▸ Exercise
Scan the data below for the string "Synthetic". Copy every line where it appears.

▸ Extracted entries
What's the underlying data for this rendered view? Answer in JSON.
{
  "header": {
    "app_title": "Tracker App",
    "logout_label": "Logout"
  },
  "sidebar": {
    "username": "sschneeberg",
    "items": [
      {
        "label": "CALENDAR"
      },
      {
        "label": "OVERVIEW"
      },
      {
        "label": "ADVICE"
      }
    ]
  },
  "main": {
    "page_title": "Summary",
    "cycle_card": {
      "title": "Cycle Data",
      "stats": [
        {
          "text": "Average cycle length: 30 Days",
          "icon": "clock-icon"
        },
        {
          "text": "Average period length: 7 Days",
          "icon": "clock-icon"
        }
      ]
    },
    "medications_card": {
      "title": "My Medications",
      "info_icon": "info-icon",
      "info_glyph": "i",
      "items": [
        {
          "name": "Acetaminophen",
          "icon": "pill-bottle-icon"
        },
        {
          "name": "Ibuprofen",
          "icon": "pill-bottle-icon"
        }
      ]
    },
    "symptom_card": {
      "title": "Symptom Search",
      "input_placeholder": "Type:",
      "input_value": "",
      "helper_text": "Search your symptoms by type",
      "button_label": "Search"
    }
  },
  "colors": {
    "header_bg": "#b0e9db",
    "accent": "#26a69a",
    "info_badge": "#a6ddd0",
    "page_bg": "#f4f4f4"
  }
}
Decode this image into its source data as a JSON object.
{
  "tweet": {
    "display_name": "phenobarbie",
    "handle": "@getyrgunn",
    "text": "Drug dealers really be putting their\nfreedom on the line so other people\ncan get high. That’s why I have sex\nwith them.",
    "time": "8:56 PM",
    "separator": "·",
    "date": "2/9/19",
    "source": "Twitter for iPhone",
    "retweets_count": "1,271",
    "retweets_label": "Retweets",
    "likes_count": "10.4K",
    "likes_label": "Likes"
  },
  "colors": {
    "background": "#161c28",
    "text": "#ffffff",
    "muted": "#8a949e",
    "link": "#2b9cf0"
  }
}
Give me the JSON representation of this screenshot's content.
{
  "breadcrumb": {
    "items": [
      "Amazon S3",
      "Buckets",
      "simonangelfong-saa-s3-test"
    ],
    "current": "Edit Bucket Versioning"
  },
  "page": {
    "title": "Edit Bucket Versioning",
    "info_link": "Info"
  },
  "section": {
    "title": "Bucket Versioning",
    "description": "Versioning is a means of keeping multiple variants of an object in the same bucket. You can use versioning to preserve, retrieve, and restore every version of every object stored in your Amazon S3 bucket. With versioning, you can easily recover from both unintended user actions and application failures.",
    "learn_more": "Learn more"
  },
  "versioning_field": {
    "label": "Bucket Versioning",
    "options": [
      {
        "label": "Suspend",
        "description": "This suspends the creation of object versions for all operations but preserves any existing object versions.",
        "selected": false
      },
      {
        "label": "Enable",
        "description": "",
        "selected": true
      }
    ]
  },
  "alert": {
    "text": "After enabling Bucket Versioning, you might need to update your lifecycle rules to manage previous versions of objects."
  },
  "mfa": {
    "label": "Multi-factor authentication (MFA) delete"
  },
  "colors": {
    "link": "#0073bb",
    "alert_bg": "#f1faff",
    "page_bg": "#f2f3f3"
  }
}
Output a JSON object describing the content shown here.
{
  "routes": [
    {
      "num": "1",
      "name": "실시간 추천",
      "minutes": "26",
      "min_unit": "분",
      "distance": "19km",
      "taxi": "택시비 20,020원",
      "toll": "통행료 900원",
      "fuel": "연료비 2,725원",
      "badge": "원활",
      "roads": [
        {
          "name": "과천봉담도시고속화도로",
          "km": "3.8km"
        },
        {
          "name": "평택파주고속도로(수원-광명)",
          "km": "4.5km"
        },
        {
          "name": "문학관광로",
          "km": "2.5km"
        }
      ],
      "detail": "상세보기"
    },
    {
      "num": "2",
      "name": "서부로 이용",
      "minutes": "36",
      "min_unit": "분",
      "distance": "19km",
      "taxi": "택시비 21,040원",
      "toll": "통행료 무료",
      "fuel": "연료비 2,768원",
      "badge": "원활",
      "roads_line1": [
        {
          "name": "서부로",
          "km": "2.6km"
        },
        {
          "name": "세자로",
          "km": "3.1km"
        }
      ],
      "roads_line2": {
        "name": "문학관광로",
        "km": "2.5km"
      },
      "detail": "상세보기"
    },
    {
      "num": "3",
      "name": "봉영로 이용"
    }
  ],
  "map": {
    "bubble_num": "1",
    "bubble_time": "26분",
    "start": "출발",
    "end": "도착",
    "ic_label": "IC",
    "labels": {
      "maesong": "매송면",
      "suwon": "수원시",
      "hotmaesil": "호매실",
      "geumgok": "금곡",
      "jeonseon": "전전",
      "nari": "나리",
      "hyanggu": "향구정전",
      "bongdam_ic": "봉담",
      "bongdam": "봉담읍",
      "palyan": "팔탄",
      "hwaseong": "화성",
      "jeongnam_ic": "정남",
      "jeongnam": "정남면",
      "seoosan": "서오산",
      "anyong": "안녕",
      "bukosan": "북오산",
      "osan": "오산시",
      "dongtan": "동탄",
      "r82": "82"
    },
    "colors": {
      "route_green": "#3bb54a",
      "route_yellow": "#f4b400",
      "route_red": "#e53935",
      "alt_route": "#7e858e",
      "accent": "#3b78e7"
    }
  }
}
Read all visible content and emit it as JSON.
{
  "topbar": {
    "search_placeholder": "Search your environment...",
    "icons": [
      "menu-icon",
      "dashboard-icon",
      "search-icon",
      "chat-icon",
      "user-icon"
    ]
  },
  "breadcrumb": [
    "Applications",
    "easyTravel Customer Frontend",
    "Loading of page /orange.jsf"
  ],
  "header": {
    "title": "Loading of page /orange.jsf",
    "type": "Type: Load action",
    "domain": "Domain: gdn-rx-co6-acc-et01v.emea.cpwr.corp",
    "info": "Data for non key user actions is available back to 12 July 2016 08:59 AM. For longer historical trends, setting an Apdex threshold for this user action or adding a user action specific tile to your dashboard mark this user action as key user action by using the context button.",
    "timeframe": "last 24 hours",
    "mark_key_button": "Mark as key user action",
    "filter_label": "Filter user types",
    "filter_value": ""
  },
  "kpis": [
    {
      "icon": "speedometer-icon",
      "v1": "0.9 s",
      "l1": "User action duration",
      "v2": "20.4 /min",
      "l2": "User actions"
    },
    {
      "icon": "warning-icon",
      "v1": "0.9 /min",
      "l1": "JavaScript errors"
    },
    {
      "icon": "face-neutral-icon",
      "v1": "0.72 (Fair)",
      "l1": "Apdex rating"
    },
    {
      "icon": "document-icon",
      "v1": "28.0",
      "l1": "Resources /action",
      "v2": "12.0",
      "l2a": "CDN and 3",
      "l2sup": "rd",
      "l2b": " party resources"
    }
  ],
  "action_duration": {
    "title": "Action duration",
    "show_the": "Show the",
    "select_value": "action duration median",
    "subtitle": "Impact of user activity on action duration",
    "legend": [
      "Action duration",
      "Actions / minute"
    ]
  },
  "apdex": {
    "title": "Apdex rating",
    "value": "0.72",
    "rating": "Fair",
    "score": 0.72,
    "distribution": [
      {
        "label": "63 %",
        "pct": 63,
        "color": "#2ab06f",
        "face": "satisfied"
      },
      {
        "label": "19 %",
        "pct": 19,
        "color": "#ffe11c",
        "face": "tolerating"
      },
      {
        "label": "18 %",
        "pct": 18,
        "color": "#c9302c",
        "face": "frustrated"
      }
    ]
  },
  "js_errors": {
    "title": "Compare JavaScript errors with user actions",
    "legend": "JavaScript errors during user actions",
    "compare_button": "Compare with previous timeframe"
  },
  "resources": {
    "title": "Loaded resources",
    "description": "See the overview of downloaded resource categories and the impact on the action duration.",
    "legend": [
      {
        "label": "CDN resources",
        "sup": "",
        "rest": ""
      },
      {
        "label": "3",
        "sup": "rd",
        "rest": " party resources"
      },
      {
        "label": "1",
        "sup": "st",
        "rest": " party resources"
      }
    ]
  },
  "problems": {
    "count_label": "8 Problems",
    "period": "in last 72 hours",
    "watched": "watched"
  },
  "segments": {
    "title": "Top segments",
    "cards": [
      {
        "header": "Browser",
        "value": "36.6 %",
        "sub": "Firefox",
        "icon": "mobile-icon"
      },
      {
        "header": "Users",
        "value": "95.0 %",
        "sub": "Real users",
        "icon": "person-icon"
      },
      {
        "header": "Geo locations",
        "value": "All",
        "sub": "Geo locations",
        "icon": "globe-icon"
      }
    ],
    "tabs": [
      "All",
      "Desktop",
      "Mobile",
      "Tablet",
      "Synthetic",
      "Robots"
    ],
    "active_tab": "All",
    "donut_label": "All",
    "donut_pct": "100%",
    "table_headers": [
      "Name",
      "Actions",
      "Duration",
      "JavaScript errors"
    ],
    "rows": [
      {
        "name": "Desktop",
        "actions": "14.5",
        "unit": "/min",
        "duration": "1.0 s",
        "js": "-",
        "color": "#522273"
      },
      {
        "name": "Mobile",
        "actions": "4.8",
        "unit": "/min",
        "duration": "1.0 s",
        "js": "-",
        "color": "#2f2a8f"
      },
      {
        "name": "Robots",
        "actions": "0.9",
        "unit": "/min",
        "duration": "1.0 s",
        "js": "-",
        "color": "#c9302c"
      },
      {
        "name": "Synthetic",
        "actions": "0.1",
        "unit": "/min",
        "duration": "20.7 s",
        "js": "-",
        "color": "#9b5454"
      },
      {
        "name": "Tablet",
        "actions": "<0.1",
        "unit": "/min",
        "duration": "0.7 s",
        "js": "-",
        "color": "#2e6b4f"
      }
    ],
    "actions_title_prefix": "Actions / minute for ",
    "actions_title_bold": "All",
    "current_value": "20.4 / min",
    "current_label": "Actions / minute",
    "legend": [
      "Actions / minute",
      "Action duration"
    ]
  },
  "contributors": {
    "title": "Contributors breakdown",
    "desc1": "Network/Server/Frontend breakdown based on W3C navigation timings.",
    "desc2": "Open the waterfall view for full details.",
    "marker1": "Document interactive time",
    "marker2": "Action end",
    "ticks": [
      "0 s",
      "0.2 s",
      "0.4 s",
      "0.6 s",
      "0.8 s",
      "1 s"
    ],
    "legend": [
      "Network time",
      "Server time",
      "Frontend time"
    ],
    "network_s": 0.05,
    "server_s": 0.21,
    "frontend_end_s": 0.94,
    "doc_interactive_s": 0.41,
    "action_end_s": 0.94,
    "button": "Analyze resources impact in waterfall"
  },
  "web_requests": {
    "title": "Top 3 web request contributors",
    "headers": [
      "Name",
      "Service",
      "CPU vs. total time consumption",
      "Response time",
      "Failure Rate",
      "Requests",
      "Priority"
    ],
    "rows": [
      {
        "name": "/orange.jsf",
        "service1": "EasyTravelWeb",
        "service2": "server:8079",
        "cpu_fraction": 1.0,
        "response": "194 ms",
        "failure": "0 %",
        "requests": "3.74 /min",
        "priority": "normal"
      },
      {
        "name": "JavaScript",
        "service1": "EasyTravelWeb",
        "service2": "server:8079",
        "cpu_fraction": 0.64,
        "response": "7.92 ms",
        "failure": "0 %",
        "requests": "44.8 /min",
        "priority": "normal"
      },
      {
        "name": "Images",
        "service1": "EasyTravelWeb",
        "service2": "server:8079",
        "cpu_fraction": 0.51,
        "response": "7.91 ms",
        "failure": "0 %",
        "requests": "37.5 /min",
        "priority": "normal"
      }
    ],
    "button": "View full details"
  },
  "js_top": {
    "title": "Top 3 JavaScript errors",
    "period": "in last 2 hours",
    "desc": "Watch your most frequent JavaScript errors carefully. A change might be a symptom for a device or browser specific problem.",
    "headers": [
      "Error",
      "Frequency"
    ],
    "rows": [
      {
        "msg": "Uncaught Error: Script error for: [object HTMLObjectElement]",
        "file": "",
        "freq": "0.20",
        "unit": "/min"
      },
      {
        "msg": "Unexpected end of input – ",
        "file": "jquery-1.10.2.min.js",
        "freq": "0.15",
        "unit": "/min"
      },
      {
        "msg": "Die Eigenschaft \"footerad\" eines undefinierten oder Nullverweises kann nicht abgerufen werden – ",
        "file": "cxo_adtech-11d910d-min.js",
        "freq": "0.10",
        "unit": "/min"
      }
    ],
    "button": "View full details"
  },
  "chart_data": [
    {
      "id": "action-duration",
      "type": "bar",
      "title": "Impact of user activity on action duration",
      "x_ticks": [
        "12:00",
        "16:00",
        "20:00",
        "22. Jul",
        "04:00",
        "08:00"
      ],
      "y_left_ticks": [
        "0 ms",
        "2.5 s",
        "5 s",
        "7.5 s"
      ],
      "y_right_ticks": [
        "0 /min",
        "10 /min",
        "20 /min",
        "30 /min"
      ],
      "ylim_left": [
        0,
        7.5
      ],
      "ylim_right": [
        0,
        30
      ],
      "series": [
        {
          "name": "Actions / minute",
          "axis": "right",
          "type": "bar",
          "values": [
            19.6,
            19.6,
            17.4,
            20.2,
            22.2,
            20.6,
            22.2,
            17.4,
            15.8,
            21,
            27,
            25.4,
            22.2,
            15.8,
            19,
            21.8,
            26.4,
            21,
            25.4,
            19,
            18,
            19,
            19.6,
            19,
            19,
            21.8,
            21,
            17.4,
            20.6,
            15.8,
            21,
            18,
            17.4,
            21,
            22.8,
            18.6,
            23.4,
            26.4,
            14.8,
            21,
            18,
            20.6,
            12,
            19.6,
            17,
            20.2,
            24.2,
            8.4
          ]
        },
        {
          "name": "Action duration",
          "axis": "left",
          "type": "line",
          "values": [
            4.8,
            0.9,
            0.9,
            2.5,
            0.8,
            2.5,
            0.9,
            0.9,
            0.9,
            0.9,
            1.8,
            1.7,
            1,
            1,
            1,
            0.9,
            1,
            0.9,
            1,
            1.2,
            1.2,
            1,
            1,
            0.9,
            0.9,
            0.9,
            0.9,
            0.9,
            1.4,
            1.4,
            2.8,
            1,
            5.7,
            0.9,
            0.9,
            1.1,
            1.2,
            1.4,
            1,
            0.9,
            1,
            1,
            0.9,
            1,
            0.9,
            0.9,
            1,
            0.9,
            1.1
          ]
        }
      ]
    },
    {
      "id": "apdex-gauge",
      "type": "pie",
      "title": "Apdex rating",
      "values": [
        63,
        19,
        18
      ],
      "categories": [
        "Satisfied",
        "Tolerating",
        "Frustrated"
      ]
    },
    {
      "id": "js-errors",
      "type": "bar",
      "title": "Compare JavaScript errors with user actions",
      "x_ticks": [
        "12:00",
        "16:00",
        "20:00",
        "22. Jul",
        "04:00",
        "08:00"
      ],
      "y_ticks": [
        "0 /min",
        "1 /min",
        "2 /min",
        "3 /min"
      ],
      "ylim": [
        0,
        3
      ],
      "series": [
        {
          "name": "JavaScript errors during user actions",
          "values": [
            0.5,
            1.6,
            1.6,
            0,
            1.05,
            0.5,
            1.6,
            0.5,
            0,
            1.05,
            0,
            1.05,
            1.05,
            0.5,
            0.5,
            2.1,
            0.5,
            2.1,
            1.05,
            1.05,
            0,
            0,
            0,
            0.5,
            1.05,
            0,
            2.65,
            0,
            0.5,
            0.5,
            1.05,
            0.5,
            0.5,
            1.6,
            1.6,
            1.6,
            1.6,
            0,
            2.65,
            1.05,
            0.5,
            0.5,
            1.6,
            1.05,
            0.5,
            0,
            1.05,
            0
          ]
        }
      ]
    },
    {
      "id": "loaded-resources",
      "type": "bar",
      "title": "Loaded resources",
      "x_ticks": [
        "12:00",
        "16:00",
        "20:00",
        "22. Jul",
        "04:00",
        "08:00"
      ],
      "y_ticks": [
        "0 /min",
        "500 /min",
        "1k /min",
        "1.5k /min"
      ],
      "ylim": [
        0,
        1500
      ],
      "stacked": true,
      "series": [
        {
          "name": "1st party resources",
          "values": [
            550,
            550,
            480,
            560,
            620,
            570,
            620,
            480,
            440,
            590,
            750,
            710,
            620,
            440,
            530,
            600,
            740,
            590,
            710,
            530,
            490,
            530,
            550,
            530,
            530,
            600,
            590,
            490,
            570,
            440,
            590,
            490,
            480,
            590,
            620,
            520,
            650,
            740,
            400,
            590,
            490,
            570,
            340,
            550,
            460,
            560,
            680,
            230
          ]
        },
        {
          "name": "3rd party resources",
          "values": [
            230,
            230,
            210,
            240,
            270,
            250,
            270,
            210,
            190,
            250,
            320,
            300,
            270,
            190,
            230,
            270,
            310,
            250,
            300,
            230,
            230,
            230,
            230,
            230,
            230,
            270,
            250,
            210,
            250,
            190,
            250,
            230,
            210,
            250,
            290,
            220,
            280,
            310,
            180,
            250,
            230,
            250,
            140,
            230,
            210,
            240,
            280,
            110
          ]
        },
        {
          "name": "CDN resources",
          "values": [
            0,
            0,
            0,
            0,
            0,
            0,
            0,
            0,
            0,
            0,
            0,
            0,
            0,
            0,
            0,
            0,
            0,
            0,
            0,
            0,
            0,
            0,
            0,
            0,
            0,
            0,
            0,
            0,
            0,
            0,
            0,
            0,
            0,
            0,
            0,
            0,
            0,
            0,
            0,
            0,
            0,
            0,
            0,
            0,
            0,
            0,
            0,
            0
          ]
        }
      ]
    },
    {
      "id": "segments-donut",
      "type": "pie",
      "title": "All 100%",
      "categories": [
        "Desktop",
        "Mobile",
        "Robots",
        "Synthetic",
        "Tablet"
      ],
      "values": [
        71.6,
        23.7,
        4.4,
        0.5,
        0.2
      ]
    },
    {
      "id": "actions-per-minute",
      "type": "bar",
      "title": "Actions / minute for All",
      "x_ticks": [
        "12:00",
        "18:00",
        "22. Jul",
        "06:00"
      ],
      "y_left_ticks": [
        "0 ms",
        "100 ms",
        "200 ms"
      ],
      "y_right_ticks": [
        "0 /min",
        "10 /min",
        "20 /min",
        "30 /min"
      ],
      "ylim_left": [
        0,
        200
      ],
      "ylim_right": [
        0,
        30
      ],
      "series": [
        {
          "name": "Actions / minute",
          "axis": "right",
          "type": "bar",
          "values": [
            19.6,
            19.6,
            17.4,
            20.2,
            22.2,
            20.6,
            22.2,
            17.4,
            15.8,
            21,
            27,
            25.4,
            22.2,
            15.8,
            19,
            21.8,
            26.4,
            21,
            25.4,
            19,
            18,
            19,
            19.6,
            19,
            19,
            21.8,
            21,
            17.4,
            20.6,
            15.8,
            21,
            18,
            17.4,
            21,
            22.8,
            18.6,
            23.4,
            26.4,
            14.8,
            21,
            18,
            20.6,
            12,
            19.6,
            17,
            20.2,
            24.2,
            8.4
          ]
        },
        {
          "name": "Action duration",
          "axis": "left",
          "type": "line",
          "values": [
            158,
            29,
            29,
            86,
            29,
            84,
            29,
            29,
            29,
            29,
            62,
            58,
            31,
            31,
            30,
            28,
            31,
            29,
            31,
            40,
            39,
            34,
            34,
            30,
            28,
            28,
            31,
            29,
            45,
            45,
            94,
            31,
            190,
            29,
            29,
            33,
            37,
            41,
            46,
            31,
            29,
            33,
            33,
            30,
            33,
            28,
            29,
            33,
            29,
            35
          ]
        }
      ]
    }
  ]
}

▸ Solution to the exercise
      "Synthetic",
        "name": "Synthetic",
        "Synthetic",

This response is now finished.